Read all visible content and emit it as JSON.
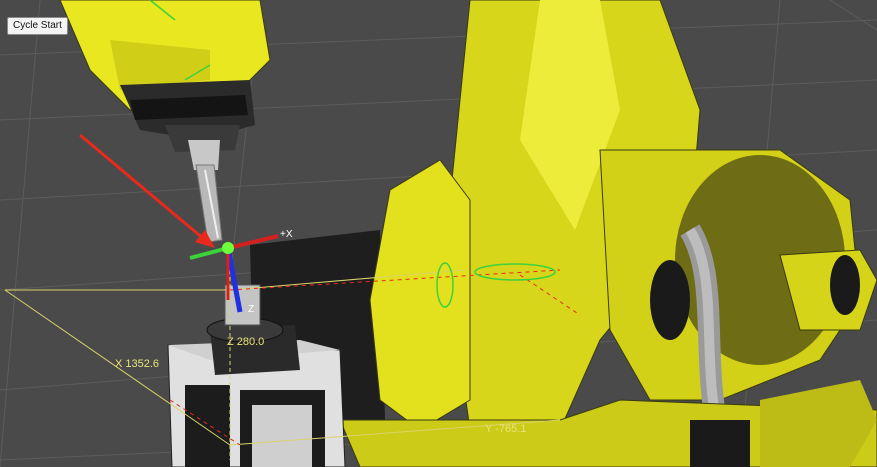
{
  "tooltip": {
    "text": "Cycle Start"
  },
  "dimensions": {
    "x_label": "X 1352.6",
    "y_label": "Y -765.1",
    "z_label": "Z 280.0"
  },
  "triad": {
    "x_axis": "+X",
    "z_axis": "Z"
  },
  "colors": {
    "robot_yellow": "#e7e51c",
    "background": "#4a4a4a",
    "callout_arrow": "#e8291c",
    "dimension_line": "#d9d36a"
  }
}
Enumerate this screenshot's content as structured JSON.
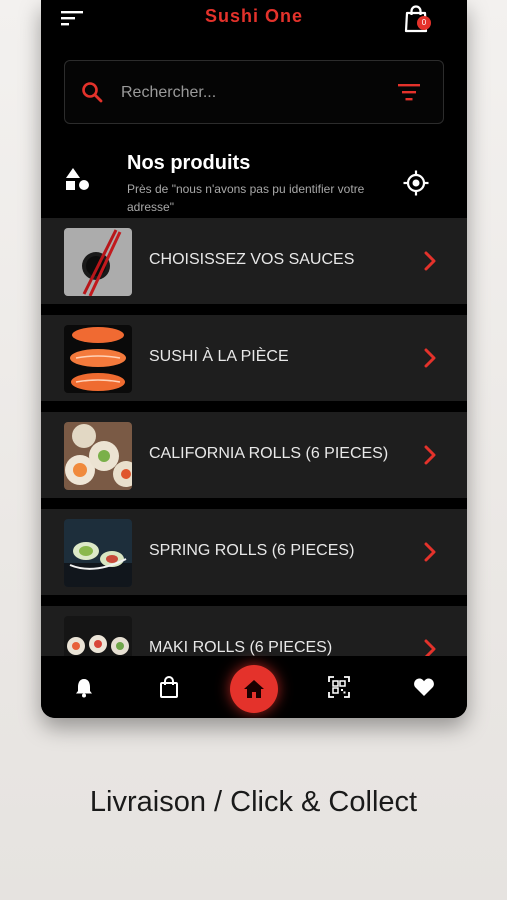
{
  "header": {
    "title": "Sushi One",
    "cart_count": "0"
  },
  "search": {
    "placeholder": "Rechercher..."
  },
  "section": {
    "title": "Nos produits",
    "subtitle": "Près de \"nous n'avons pas pu identifier votre adresse\""
  },
  "categories": [
    {
      "label": "CHOISISSEZ VOS SAUCES",
      "thumb": "sauce-chopsticks"
    },
    {
      "label": "SUSHI À LA PIÈCE",
      "thumb": "salmon-nigiri"
    },
    {
      "label": "CALIFORNIA ROLLS (6 PIECES)",
      "thumb": "california-rolls"
    },
    {
      "label": "SPRING ROLLS (6 PIECES)",
      "thumb": "spring-rolls"
    },
    {
      "label": "MAKI ROLLS (6 PIECES)",
      "thumb": "maki-rolls"
    }
  ],
  "bottom_nav": {
    "items": [
      "bell-icon",
      "shopping-bag-icon",
      "home-icon",
      "qr-code-icon",
      "heart-icon"
    ],
    "active": "home-icon"
  },
  "caption": "Livraison / Click & Collect",
  "colors": {
    "accent": "#e4322b",
    "background": "#000000",
    "row": "#1e1e1e",
    "page": "#efedeb"
  }
}
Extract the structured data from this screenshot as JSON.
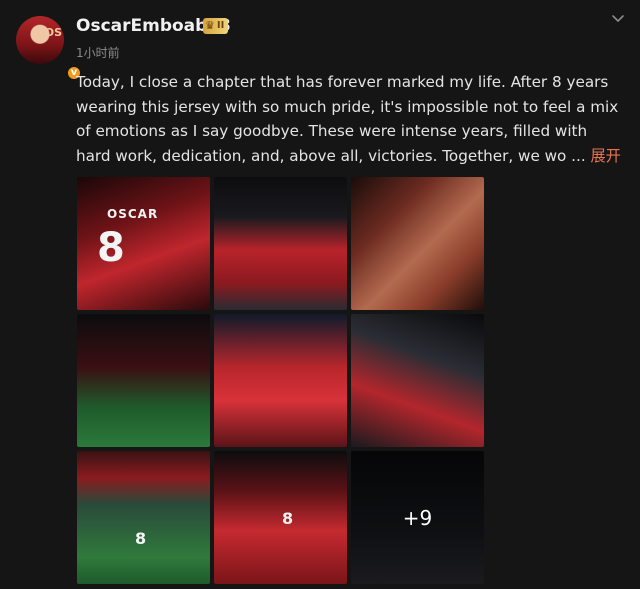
{
  "post": {
    "user": {
      "username": "OscarEmboaba8",
      "avatar_text": "OS",
      "verified_badge": "v",
      "vip_level": "II",
      "vip_icon": "crown-icon"
    },
    "timestamp": "1小时前",
    "text": "Today, I close a chapter that has forever marked my life. After 8 years wearing this jersey with so much pride, it's impossible not to feel a mix of emotions as I say goodbye. These were intense years, filled with hard work, dedication, and, above all, victories. Together, we wo  ...",
    "expand_label": "展开",
    "photos": [
      {
        "shirt_name": "OSCAR",
        "shirt_number": "8"
      },
      {
        "shirt_name": "",
        "shirt_number": ""
      },
      {
        "shirt_name": "",
        "shirt_number": ""
      },
      {
        "shirt_name": "",
        "shirt_number": ""
      },
      {
        "shirt_name": "",
        "shirt_number": ""
      },
      {
        "shirt_name": "",
        "shirt_number": ""
      },
      {
        "shirt_name": "",
        "shirt_number": "8"
      },
      {
        "shirt_name": "",
        "shirt_number": "8"
      },
      {
        "shirt_name": "",
        "shirt_number": ""
      }
    ],
    "more_photos_label": "+9"
  },
  "colors": {
    "background": "#151515",
    "link": "#eb7350",
    "vip_gold": "#f2d27a",
    "verified": "#f29b1b"
  },
  "icons": {
    "menu": "chevron-down-icon"
  }
}
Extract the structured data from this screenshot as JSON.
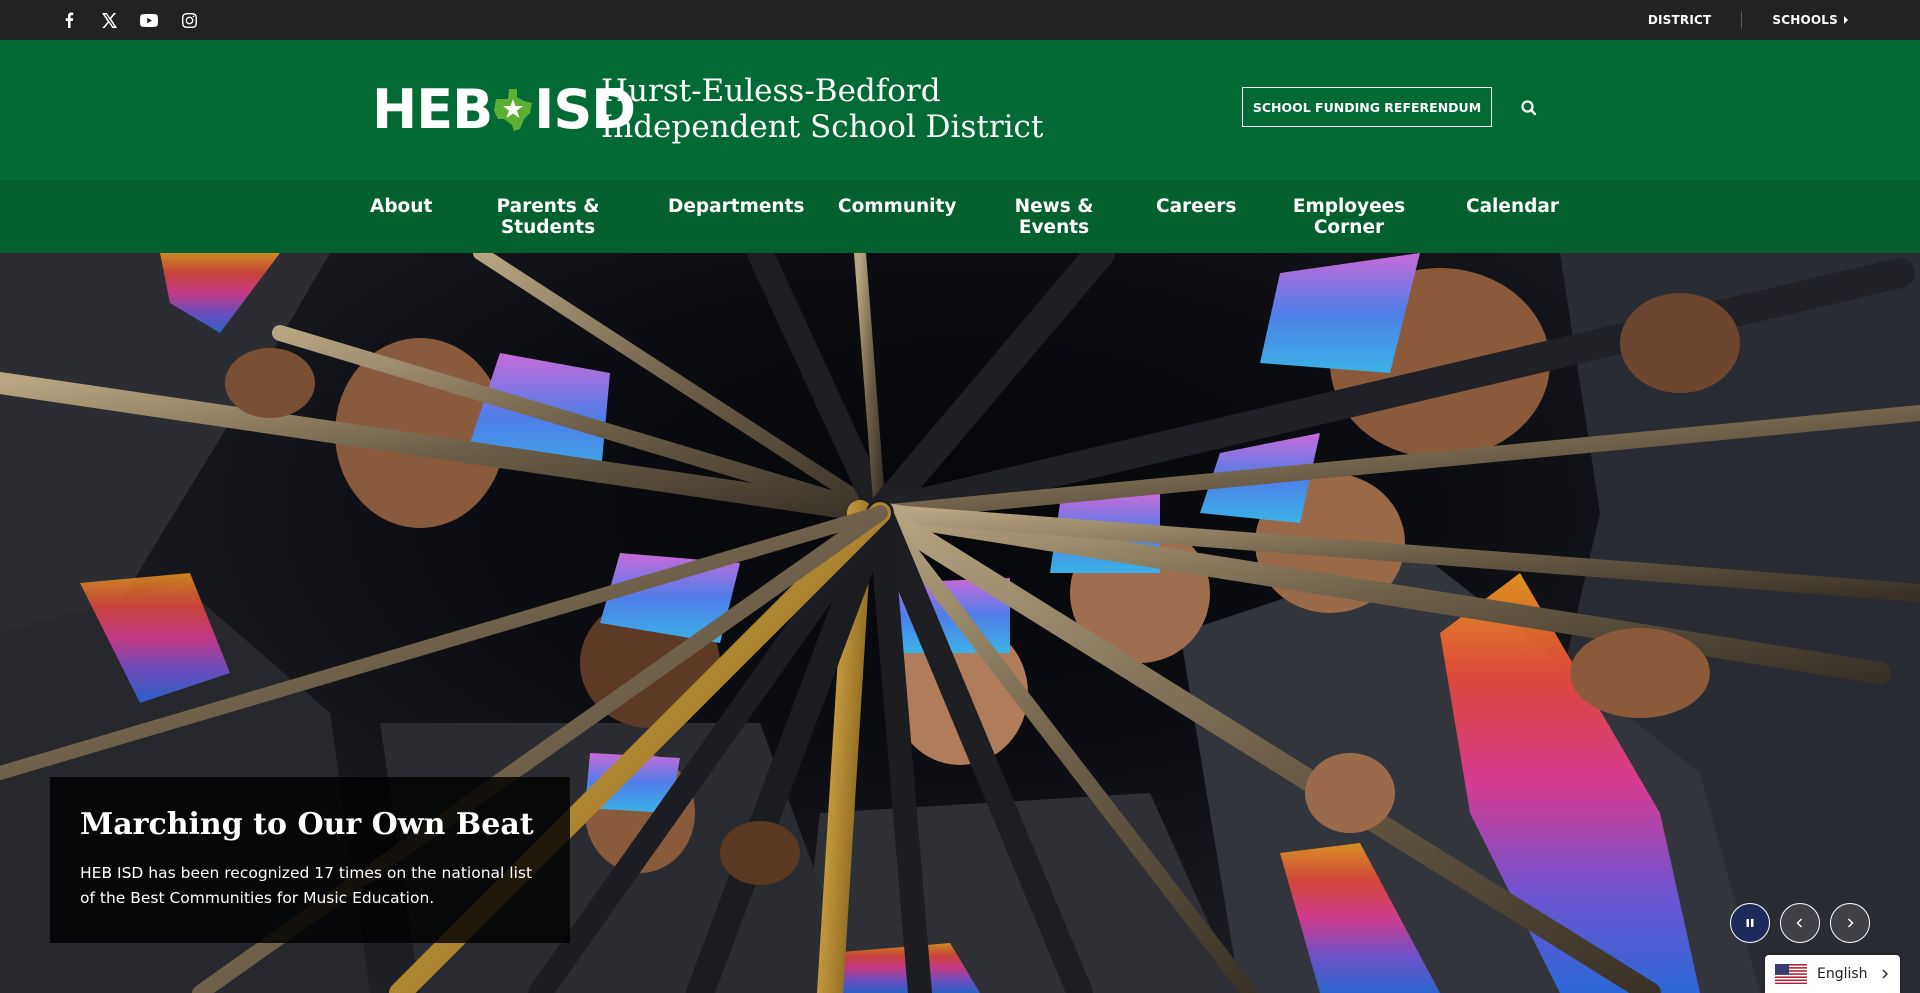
{
  "topbar": {
    "social": [
      {
        "icon": "facebook-icon"
      },
      {
        "icon": "x-twitter-icon"
      },
      {
        "icon": "youtube-icon"
      },
      {
        "icon": "instagram-icon"
      }
    ],
    "links": {
      "district": "DISTRICT",
      "schools": "SCHOOLS"
    }
  },
  "header": {
    "logo": {
      "left": "HEB",
      "right": "ISD"
    },
    "district_name": "Hurst-Euless-Bedford Independent School District",
    "referendum_label": "SCHOOL FUNDING REFERENDUM",
    "search_icon": "search-icon"
  },
  "nav": {
    "about": "About",
    "parents": "Parents & Students",
    "departments": "Departments",
    "community": "Community",
    "news": "News & Events",
    "careers": "Careers",
    "employees": "Employees Corner",
    "calendar": "Calendar"
  },
  "hero": {
    "title": "Marching to Our Own Beat",
    "text": "HEB ISD has been recognized 17 times on the national list of the Best Communities for Music Education."
  },
  "language": {
    "label": "English"
  },
  "colors": {
    "brand_green": "#036a36",
    "nav_green": "#04602f",
    "topbar": "#222222"
  }
}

—————

Requirements: Print the records word for word and exclude any picture they hold.

Exercise response:
Read all visible content and emit it as JSON.
{
  "tooltip": {
    "text": "Cycle Start"
  },
  "dimensions": {
    "x_label": "X 1352.6",
    "y_label": "Y -765.1",
    "z_label": "Z 280.0"
  },
  "triad": {
    "x_axis": "+X",
    "z_axis": "Z"
  },
  "colors": {
    "robot_yellow": "#e7e51c",
    "background": "#4a4a4a",
    "callout_arrow": "#e8291c",
    "dimension_line": "#d9d36a"
  }
}
Enumerate this screenshot's content as structured JSON.
{
  "header": {
    "title": "Sushi One",
    "cart_count": "0"
  },
  "search": {
    "placeholder": "Rechercher..."
  },
  "section": {
    "title": "Nos produits",
    "subtitle": "Près de \"nous n'avons pas pu identifier votre adresse\""
  },
  "categories": [
    {
      "label": "CHOISISSEZ VOS SAUCES",
      "thumb": "sauce-chopsticks"
    },
    {
      "label": "SUSHI À LA PIÈCE",
      "thumb": "salmon-nigiri"
    },
    {
      "label": "CALIFORNIA ROLLS (6 PIECES)",
      "thumb": "california-rolls"
    },
    {
      "label": "SPRING ROLLS (6 PIECES)",
      "thumb": "spring-rolls"
    },
    {
      "label": "MAKI ROLLS (6 PIECES)",
      "thumb": "maki-rolls"
    }
  ],
  "bottom_nav": {
    "items": [
      "bell-icon",
      "shopping-bag-icon",
      "home-icon",
      "qr-code-icon",
      "heart-icon"
    ],
    "active": "home-icon"
  },
  "caption": "Livraison / Click & Collect",
  "colors": {
    "accent": "#e4322b",
    "background": "#000000",
    "row": "#1e1e1e",
    "page": "#efedeb"
  }
}
Extract the structured data from this screenshot as JSON.
{
  "post": {
    "user": {
      "username": "OscarEmboaba8",
      "avatar_text": "OS",
      "verified_badge": "v",
      "vip_level": "II",
      "vip_icon": "crown-icon"
    },
    "timestamp": "1小时前",
    "text": "Today, I close a chapter that has forever marked my life. After 8 years wearing this jersey with so much pride, it's impossible not to feel a mix of emotions as I say goodbye. These were intense years, filled with hard work, dedication, and, above all, victories. Together, we wo  ...",
    "expand_label": "展开",
    "photos": [
      {
        "shirt_name": "OSCAR",
        "shirt_number": "8"
      },
      {
        "shirt_name": "",
        "shirt_number": ""
      },
      {
        "shirt_name": "",
        "shirt_number": ""
      },
      {
        "shirt_name": "",
        "shirt_number": ""
      },
      {
        "shirt_name": "",
        "shirt_number": ""
      },
      {
        "shirt_name": "",
        "shirt_number": ""
      },
      {
        "shirt_name": "",
        "shirt_number": "8"
      },
      {
        "shirt_name": "",
        "shirt_number": "8"
      },
      {
        "shirt_name": "",
        "shirt_number": ""
      }
    ],
    "more_photos_label": "+9"
  },
  "colors": {
    "background": "#151515",
    "link": "#eb7350",
    "vip_gold": "#f2d27a",
    "verified": "#f29b1b"
  },
  "icons": {
    "menu": "chevron-down-icon"
  }
}
Extract the structured data from this screenshot as JSON.
{
  "topbar": {
    "social": [
      {
        "icon": "facebook-icon"
      },
      {
        "icon": "x-twitter-icon"
      },
      {
        "icon": "youtube-icon"
      },
      {
        "icon": "instagram-icon"
      }
    ],
    "links": {
      "district": "DISTRICT",
      "schools": "SCHOOLS"
    }
  },
  "header": {
    "logo": {
      "left": "HEB",
      "right": "ISD"
    },
    "district_name": "Hurst-Euless-Bedford Independent School District",
    "referendum_label": "SCHOOL FUNDING REFERENDUM",
    "search_icon": "search-icon"
  },
  "nav": {
    "about": "About",
    "parents": "Parents & Students",
    "departments": "Departments",
    "community": "Community",
    "news": "News & Events",
    "careers": "Careers",
    "employees": "Employees Corner",
    "calendar": "Calendar"
  },
  "hero": {
    "title": "Marching to Our Own Beat",
    "text": "HEB ISD has been recognized 17 times on the national list of the Best Communities for Music Education."
  },
  "language": {
    "label": "English"
  },
  "colors": {
    "brand_green": "#036a36",
    "nav_green": "#04602f",
    "topbar": "#222222"
  }
}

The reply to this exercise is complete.